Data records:
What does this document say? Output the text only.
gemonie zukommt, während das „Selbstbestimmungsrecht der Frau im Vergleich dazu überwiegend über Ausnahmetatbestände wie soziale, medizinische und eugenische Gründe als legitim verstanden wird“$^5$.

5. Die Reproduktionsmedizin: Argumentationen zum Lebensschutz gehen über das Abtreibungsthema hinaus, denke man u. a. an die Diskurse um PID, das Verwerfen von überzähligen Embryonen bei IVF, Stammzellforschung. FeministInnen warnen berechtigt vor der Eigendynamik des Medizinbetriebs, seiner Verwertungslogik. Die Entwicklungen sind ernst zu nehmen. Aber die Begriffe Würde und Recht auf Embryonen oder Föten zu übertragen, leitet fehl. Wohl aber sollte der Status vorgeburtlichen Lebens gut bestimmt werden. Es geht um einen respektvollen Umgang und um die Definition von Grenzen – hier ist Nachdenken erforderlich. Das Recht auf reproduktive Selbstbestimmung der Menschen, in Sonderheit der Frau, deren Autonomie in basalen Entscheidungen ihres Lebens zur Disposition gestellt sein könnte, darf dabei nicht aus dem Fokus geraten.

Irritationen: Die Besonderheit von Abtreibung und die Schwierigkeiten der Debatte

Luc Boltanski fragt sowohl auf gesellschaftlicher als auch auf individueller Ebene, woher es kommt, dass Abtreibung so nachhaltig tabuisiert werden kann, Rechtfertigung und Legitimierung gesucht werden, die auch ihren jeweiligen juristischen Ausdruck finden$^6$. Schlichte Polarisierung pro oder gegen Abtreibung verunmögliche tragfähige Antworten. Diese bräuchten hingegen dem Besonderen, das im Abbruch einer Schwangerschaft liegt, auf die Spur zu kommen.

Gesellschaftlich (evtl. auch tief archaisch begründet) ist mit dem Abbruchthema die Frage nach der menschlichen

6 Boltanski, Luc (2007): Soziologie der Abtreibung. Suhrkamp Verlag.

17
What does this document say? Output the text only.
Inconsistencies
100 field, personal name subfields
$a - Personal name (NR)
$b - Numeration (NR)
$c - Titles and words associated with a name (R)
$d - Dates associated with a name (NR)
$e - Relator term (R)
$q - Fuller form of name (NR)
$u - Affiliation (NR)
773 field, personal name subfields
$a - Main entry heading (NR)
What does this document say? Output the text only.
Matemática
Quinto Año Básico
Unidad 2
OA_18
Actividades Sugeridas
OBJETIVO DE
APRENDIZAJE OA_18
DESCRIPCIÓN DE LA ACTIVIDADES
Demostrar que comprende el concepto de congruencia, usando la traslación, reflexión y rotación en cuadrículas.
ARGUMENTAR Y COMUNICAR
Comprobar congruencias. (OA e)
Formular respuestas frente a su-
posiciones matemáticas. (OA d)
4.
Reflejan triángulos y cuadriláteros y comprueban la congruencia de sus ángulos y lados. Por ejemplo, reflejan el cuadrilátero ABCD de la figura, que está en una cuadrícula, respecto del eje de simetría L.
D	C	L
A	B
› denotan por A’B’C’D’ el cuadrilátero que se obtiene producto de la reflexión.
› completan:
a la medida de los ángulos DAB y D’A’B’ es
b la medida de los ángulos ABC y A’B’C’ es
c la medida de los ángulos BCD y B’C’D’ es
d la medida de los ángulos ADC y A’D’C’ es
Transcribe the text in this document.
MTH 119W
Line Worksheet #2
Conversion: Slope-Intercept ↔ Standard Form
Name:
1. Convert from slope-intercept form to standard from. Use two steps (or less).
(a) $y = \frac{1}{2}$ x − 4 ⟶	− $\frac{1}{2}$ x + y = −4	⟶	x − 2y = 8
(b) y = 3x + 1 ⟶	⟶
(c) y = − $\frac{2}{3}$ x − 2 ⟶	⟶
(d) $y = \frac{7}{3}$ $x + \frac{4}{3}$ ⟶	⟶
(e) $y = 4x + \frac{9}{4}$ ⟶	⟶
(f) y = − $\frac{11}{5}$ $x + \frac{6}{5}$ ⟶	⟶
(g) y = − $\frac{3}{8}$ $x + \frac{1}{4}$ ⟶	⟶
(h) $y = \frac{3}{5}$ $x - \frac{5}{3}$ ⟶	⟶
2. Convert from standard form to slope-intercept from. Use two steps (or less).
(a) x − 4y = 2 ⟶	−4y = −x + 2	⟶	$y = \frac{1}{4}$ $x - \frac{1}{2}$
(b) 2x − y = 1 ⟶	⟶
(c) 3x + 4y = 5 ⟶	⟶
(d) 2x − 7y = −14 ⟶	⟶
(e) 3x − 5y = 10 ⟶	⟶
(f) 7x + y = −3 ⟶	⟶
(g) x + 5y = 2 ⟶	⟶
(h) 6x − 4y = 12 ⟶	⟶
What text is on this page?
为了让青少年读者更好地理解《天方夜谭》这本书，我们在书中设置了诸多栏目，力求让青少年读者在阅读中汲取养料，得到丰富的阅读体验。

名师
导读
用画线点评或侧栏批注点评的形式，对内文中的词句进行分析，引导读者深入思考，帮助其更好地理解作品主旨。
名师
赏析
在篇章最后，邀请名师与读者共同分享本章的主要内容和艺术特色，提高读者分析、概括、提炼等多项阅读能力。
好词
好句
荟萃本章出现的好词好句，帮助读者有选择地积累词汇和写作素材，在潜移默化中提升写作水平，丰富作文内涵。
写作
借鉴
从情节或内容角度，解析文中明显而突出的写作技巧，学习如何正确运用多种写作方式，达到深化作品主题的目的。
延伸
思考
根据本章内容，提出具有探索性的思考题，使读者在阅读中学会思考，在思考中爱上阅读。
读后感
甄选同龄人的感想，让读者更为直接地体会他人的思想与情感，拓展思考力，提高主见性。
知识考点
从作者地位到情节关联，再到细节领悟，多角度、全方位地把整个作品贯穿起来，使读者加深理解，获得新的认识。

GOAL: Every entry must be output again, exactly as written above.

OUTPUT FOR THIS TASK:
What does this document say? Output the text only.
gemonie zukommt, während das „Selbstbestimmungsrecht der Frau im Vergleich dazu überwiegend über Ausnahmetatbestände wie soziale, medizinische und eugenische Gründe als legitim verstanden wird“$^5$.

5. Die Reproduktionsmedizin: Argumentationen zum Lebensschutz gehen über das Abtreibungsthema hinaus, denke man u. a. an die Diskurse um PID, das Verwerfen von überzähligen Embryonen bei IVF, Stammzellforschung. FeministInnen warnen berechtigt vor der Eigendynamik des Medizinbetriebs, seiner Verwertungslogik. Die Entwicklungen sind ernst zu nehmen. Aber die Begriffe Würde und Recht auf Embryonen oder Föten zu übertragen, leitet fehl. Wohl aber sollte der Status vorgeburtlichen Lebens gut bestimmt werden. Es geht um einen respektvollen Umgang und um die Definition von Grenzen – hier ist Nachdenken erforderlich. Das Recht auf reproduktive Selbstbestimmung der Menschen, in Sonderheit der Frau, deren Autonomie in basalen Entscheidungen ihres Lebens zur Disposition gestellt sein könnte, darf dabei nicht aus dem Fokus geraten.

Irritationen: Die Besonderheit von Abtreibung und die Schwierigkeiten der Debatte

Luc Boltanski fragt sowohl auf gesellschaftlicher als auch auf individueller Ebene, woher es kommt, dass Abtreibung so nachhaltig tabuisiert werden kann, Rechtfertigung und Legitimierung gesucht werden, die auch ihren jeweiligen juristischen Ausdruck finden$^6$. Schlichte Polarisierung pro oder gegen Abtreibung verunmögliche tragfähige Antworten. Diese bräuchten hingegen dem Besonderen, das im Abbruch einer Schwangerschaft liegt, auf die Spur zu kommen.

Gesellschaftlich (evtl. auch tief archaisch begründet) ist mit dem Abbruchthema die Frage nach der menschlichen

6 Boltanski, Luc (2007): Soziologie der Abtreibung. Suhrkamp Verlag.

17
What does this document say? Output the text only.
Inconsistencies
100 field, personal name subfields
$a - Personal name (NR)
$b - Numeration (NR)
$c - Titles and words associated with a name (R)
$d - Dates associated with a name (NR)
$e - Relator term (R)
$q - Fuller form of name (NR)
$u - Affiliation (NR)
773 field, personal name subfields
$a - Main entry heading (NR)
What does this document say? Output the text only.
Matemática
Quinto Año Básico
Unidad 2
OA_18
Actividades Sugeridas
OBJETIVO DE
APRENDIZAJE OA_18
DESCRIPCIÓN DE LA ACTIVIDADES
Demostrar que comprende el concepto de congruencia, usando la traslación, reflexión y rotación en cuadrículas.
ARGUMENTAR Y COMUNICAR
Comprobar congruencias. (OA e)
Formular respuestas frente a su-
posiciones matemáticas. (OA d)
4.
Reflejan triángulos y cuadriláteros y comprueban la congruencia de sus ángulos y lados. Por ejemplo, reflejan el cuadrilátero ABCD de la figura, que está en una cuadrícula, respecto del eje de simetría L.
D	C	L
A	B
› denotan por A’B’C’D’ el cuadrilátero que se obtiene producto de la reflexión.
› completan:
a la medida de los ángulos DAB y D’A’B’ es
b la medida de los ángulos ABC y A’B’C’ es
c la medida de los ángulos BCD y B’C’D’ es
d la medida de los ángulos ADC y A’D’C’ es
Transcribe the text in this document.
MTH 119W
Line Worksheet #2
Conversion: Slope-Intercept ↔ Standard Form
Name:
1. Convert from slope-intercept form to standard from. Use two steps (or less).
(a) $y = \frac{1}{2}$ x − 4 ⟶	− $\frac{1}{2}$ x + y = −4	⟶	x − 2y = 8
(b) y = 3x + 1 ⟶	⟶
(c) y = − $\frac{2}{3}$ x − 2 ⟶	⟶
(d) $y = \frac{7}{3}$ $x + \frac{4}{3}$ ⟶	⟶
(e) $y = 4x + \frac{9}{4}$ ⟶	⟶
(f) y = − $\frac{11}{5}$ $x + \frac{6}{5}$ ⟶	⟶
(g) y = − $\frac{3}{8}$ $x + \frac{1}{4}$ ⟶	⟶
(h) $y = \frac{3}{5}$ $x - \frac{5}{3}$ ⟶	⟶
2. Convert from standard form to slope-intercept from. Use two steps (or less).
(a) x − 4y = 2 ⟶	−4y = −x + 2	⟶	$y = \frac{1}{4}$ $x - \frac{1}{2}$
(b) 2x − y = 1 ⟶	⟶
(c) 3x + 4y = 5 ⟶	⟶
(d) 2x − 7y = −14 ⟶	⟶
(e) 3x − 5y = 10 ⟶	⟶
(f) 7x + y = −3 ⟶	⟶
(g) x + 5y = 2 ⟶	⟶
(h) 6x − 4y = 12 ⟶	⟶
What text is on this page?
为了让青少年读者更好地理解《天方夜谭》这本书，我们在书中设置了诸多栏目，力求让青少年读者在阅读中汲取养料，得到丰富的阅读体验。

名师
导读
用画线点评或侧栏批注点评的形式，对内文中的词句进行分析，引导读者深入思考，帮助其更好地理解作品主旨。
名师
赏析
在篇章最后，邀请名师与读者共同分享本章的主要内容和艺术特色，提高读者分析、概括、提炼等多项阅读能力。
好词
好句
荟萃本章出现的好词好句，帮助读者有选择地积累词汇和写作素材，在潜移默化中提升写作水平，丰富作文内涵。
写作
借鉴
从情节或内容角度，解析文中明显而突出的写作技巧，学习如何正确运用多种写作方式，达到深化作品主题的目的。
延伸
思考
根据本章内容，提出具有探索性的思考题，使读者在阅读中学会思考，在思考中爱上阅读。
读后感
甄选同龄人的感想，让读者更为直接地体会他人的思想与情感，拓展思考力，提高主见性。
知识考点
从作者地位到情节关联，再到细节领悟，多角度、全方位地把整个作品贯穿起来，使读者加深理解，获得新的认识。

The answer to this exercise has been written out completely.